* BEGIN ROWS *
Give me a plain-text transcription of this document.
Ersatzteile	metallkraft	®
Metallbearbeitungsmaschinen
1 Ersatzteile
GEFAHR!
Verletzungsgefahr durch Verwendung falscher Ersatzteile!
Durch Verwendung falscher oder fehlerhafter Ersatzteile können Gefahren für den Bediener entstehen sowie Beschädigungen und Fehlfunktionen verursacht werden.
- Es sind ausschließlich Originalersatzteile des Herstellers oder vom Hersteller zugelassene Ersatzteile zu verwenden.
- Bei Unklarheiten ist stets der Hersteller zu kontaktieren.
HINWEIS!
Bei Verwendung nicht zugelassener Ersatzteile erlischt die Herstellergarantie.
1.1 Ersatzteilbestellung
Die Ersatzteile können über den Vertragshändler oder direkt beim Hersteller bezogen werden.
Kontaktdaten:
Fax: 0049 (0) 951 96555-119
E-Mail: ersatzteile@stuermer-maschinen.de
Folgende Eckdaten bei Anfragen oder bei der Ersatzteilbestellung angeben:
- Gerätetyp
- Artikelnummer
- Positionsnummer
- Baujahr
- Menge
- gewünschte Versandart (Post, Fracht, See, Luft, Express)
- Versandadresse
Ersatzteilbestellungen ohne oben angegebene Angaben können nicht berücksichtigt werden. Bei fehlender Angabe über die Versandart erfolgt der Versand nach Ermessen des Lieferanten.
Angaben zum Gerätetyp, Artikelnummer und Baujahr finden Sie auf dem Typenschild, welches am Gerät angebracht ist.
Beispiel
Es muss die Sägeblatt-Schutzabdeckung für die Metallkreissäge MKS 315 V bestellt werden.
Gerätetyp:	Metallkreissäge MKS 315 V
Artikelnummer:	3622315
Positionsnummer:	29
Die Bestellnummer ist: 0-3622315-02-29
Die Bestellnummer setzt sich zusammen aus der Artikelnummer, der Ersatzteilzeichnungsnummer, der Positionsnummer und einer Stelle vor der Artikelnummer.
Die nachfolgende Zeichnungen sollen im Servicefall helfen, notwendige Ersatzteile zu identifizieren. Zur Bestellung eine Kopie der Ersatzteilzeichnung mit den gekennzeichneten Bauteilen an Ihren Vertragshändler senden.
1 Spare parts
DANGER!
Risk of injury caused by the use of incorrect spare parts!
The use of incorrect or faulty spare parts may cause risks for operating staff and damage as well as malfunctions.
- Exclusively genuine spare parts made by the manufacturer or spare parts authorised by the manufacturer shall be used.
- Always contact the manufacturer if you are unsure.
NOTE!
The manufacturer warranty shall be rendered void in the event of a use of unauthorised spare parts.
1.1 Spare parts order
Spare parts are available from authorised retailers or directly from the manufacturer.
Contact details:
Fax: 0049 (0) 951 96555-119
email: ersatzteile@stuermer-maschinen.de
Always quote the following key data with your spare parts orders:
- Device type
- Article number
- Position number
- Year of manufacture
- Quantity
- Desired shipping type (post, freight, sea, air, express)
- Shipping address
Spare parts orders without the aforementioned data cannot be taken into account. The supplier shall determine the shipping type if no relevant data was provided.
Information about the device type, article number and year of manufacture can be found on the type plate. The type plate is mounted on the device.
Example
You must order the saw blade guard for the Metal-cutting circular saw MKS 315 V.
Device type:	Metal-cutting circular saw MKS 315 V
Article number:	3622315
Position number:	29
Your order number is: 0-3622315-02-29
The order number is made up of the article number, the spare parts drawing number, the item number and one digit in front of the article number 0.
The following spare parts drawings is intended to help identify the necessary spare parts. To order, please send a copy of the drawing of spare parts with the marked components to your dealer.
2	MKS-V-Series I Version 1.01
* END ROWS *
* BEGIN ROWS *
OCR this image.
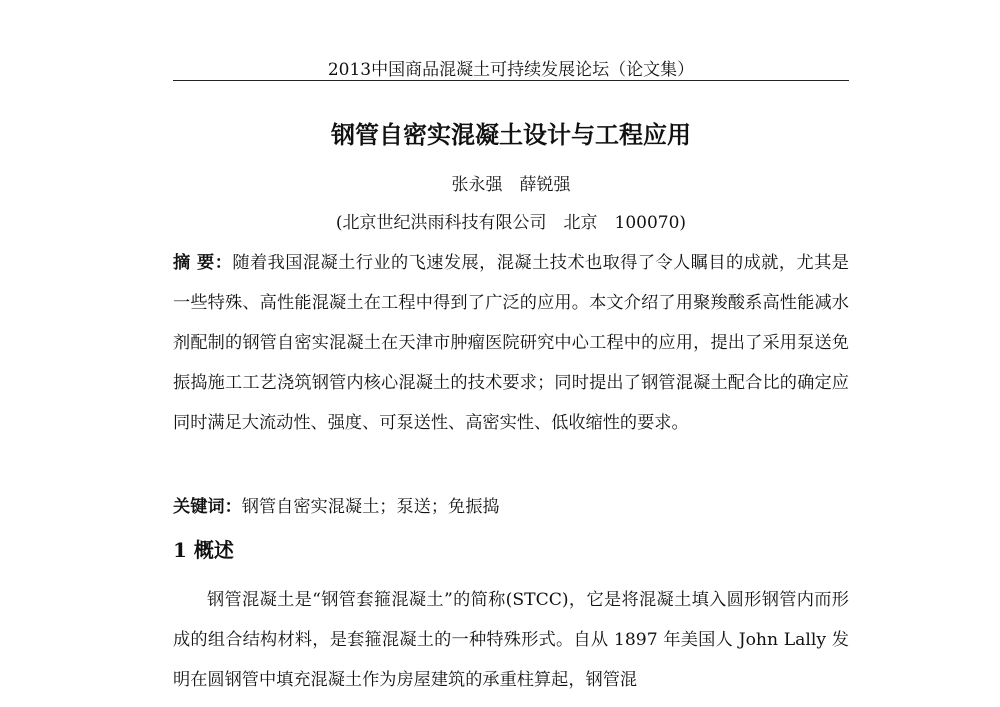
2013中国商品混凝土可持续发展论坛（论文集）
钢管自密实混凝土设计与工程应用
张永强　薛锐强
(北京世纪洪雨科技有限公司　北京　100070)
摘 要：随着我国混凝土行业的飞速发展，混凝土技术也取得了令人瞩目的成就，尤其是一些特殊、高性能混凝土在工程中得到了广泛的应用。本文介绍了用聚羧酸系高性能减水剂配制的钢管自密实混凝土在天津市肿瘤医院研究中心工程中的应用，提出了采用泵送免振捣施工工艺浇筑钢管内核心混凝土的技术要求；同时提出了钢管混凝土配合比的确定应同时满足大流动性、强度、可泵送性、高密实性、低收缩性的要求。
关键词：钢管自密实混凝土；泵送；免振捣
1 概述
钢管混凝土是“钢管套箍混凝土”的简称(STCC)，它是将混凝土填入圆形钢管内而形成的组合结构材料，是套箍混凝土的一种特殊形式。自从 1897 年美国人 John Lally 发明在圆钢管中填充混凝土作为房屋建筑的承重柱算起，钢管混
* END ROWS *
* BEGIN ROWS *
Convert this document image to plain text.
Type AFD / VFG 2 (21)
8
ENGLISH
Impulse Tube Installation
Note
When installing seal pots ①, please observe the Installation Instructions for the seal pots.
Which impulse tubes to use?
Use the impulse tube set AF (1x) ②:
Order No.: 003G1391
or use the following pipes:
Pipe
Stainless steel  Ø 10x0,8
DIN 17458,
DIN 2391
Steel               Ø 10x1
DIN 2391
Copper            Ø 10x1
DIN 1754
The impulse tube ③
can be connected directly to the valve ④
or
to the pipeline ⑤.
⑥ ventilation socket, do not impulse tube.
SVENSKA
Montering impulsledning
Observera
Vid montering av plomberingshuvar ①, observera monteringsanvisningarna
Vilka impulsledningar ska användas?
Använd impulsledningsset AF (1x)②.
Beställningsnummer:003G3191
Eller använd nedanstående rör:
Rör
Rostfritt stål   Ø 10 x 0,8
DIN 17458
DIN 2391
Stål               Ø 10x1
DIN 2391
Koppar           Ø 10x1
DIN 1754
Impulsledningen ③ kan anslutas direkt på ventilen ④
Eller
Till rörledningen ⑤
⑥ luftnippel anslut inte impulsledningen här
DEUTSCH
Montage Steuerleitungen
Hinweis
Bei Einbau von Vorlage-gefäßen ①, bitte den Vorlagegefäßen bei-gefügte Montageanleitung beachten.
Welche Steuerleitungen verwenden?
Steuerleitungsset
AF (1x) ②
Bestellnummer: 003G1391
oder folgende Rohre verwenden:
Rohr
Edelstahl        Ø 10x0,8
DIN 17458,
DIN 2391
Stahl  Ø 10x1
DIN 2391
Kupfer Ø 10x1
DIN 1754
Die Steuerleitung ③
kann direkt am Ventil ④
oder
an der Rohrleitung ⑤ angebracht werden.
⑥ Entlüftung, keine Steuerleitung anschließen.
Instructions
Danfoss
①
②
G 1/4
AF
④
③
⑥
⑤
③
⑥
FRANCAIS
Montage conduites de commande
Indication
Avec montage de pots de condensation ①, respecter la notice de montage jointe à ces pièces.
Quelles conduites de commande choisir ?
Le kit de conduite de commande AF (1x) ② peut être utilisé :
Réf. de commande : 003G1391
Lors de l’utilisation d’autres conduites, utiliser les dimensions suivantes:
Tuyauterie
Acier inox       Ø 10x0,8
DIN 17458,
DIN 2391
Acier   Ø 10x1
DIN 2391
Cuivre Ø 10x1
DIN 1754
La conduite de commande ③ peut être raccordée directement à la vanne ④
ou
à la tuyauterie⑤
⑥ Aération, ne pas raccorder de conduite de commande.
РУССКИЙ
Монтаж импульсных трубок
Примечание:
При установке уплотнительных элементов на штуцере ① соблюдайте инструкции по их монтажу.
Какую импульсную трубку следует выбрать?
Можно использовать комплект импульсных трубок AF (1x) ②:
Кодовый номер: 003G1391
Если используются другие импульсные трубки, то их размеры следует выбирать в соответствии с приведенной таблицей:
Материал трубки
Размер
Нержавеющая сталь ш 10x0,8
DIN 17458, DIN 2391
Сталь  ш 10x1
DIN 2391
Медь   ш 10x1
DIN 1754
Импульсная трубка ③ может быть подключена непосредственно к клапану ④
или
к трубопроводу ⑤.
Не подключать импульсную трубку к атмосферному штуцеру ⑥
* END ROWS *
__INSTRUCTIONS TO FOLLOW__. Write only the number of lines that include "commande".

__WRITTEN SOLUTION__. 6